- **EXERCISE TASK**: Edit the stretch from the line containing "379, 78, 393]" through the line containing "code-line-5: private UserRepository" so that "comment-slashes" becomes "comment-marker", with nothing else changed. Return only those lines.

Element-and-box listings
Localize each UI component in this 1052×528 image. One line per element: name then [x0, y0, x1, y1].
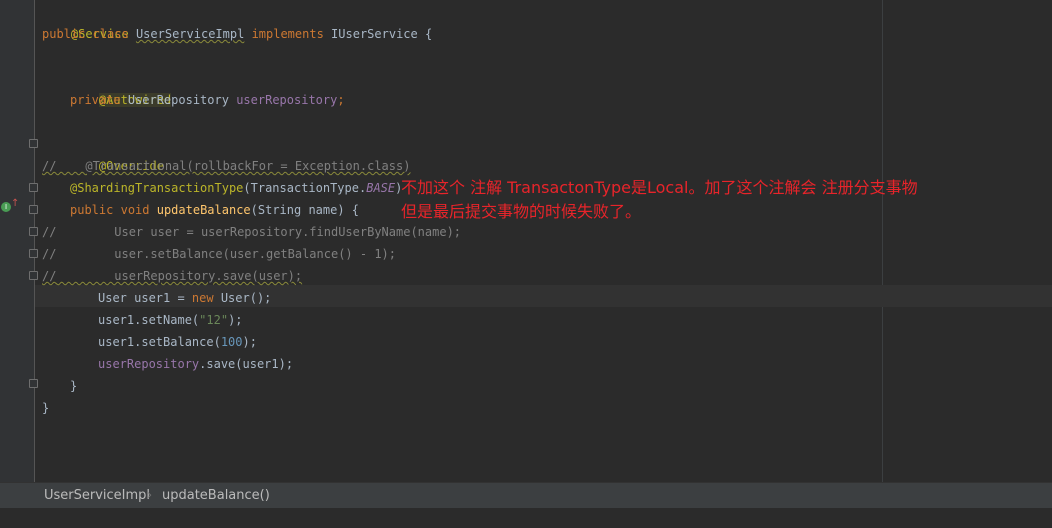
code-line-18: }	[70, 379, 78, 393]
breadcrumb-method[interactable]: updateBalance()	[162, 488, 270, 503]
comment-slashes: //	[42, 269, 57, 283]
code-line-14: User user1 = new User();	[98, 287, 271, 309]
code-line-5: private UserRepository userRepository;	[70, 89, 345, 111]
keyword: private	[70, 93, 121, 107]
code-text: User user1 =	[98, 291, 192, 305]
code-line-13: // userRepository.save(user);	[42, 265, 302, 287]
breadcrumb-class[interactable]: UserServiceImpl	[44, 488, 150, 503]
method-name: updateBalance	[156, 203, 251, 217]
code-text: );	[228, 313, 243, 327]
implementation-marker-icon[interactable]: I	[1, 202, 11, 212]
code-text: user1.setName(	[98, 313, 200, 327]
code-text: User();	[213, 291, 272, 305]
fold-marker-icon[interactable]	[29, 249, 38, 258]
gutter-divider	[34, 0, 35, 482]
bottom-strip	[0, 508, 1052, 528]
keyword: class	[92, 27, 129, 41]
keyword: void	[120, 203, 150, 217]
code-line-10: public void updateBalance(String name) {	[70, 199, 359, 221]
right-margin-guide	[882, 0, 883, 482]
keyword: public	[70, 203, 114, 217]
code-line-1: @Service	[42, 1, 129, 41]
class-name: UserServiceImpl	[135, 27, 245, 41]
code-text: user1.setBalance(	[98, 335, 221, 349]
keyword: implements	[251, 27, 324, 41]
fold-marker-icon[interactable]	[29, 183, 38, 192]
code-line-9: @ShardingTransactionType(TransactionType…	[70, 177, 402, 199]
type-name: UserRepository	[127, 93, 229, 107]
editor-gutter	[0, 0, 34, 482]
fold-marker-icon[interactable]	[29, 205, 38, 214]
note-line-2: 但是最后提交事物的时候失败了。	[401, 202, 642, 221]
code-line-8: // @Transactional(rollbackFor = Exceptio…	[42, 159, 411, 173]
fold-marker-icon[interactable]	[29, 139, 38, 148]
annotation-args: (TransactionType.	[243, 181, 367, 195]
override-arrow-icon[interactable]: ↑	[11, 198, 19, 209]
fold-marker-icon[interactable]	[29, 271, 38, 280]
method-params: (String name) {	[250, 203, 360, 217]
fold-marker-icon[interactable]	[29, 379, 38, 388]
code-line-4: @Autowired	[70, 67, 172, 107]
annotation-note: 不加这个 注解 TransactonType是Local。加了这个注解会 注册分…	[401, 176, 1021, 224]
enum-constant: BASE	[366, 181, 396, 195]
note-line-1: 不加这个 注解 TransactonType是Local。加了这个注解会 注册分…	[401, 178, 918, 197]
keyword: public	[42, 27, 86, 41]
breadcrumb: UserServiceImpl › updateBalance()	[0, 482, 1052, 508]
keyword: new	[191, 291, 214, 305]
code-line-16: user1.setBalance(100);	[98, 331, 257, 353]
semicolon: ;	[337, 93, 345, 107]
code-line-12: // user.setBalance(user.getBalance() - 1…	[42, 247, 397, 261]
code-text: );	[242, 335, 257, 349]
field-name: userRepository	[98, 357, 200, 371]
code-line-15: user1.setName("12");	[98, 309, 243, 331]
field-name: userRepository	[236, 93, 338, 107]
code-line-19: }	[42, 401, 50, 415]
fold-marker-icon[interactable]	[29, 227, 38, 236]
code-text: .save(user1);	[199, 357, 294, 371]
number-literal: 100	[220, 335, 243, 349]
annotation-sharding: @ShardingTransactionType	[70, 181, 244, 195]
code-editor[interactable]: I ↑ @Service public class UserServiceImp…	[0, 0, 1052, 482]
code-line-2: public class UserServiceImpl implements …	[42, 23, 432, 45]
string-literal: "12"	[199, 313, 229, 327]
code-line-7: @Override	[70, 133, 164, 173]
comment-text: userRepository.save(user);	[56, 269, 303, 283]
interface-name: IUserService {	[331, 27, 433, 41]
code-line-17: userRepository.save(user1);	[98, 353, 293, 375]
breadcrumb-separator-icon: ›	[147, 488, 153, 503]
code-line-11: // User user = userRepository.findUserBy…	[42, 225, 462, 239]
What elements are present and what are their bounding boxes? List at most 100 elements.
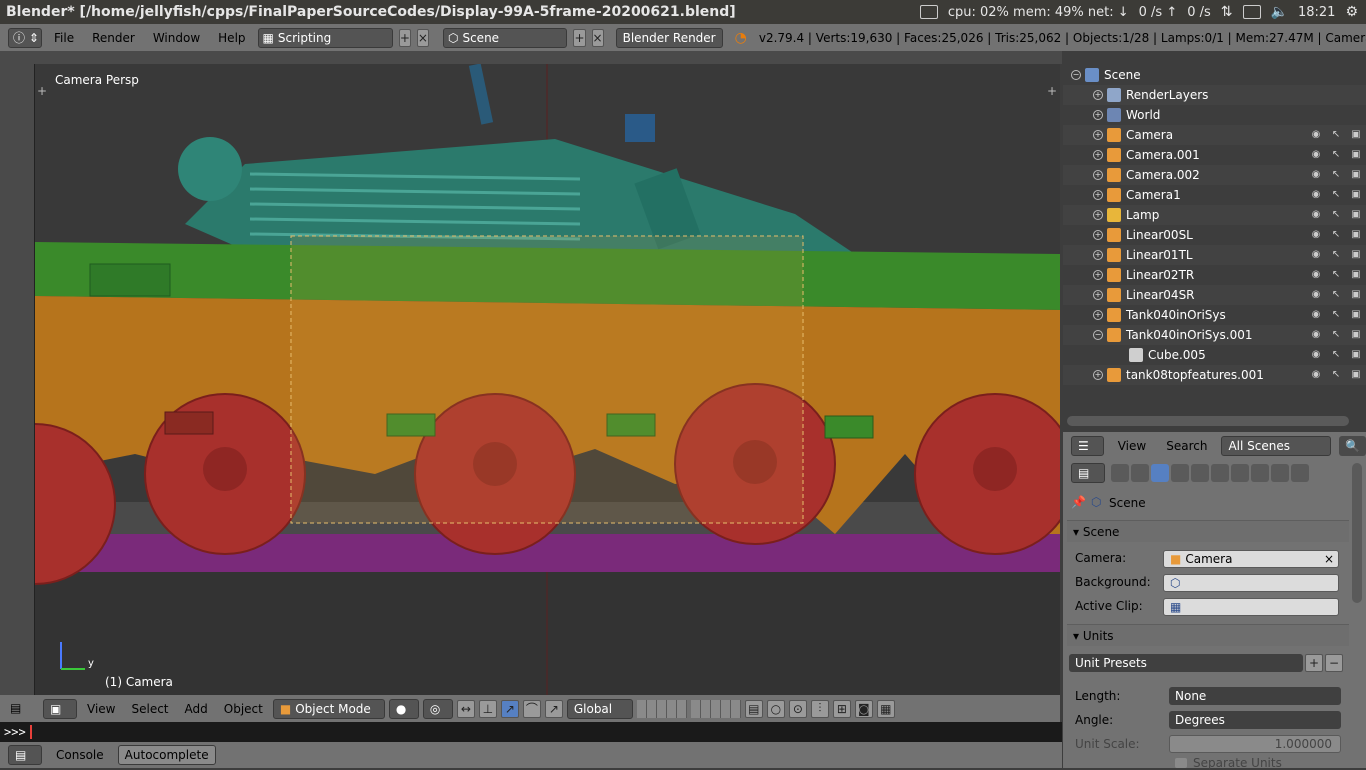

- **TASK OUTPUT**:
code-line-18: }	[70, 379, 78, 393]
breadcrumb-method[interactable]: updateBalance()	[162, 488, 270, 503]
comment-marker: //	[42, 269, 57, 283]
code-line-14: User user1 = new User();	[98, 287, 271, 309]
code-line-5: private UserRepository userRepository;	[70, 89, 345, 111]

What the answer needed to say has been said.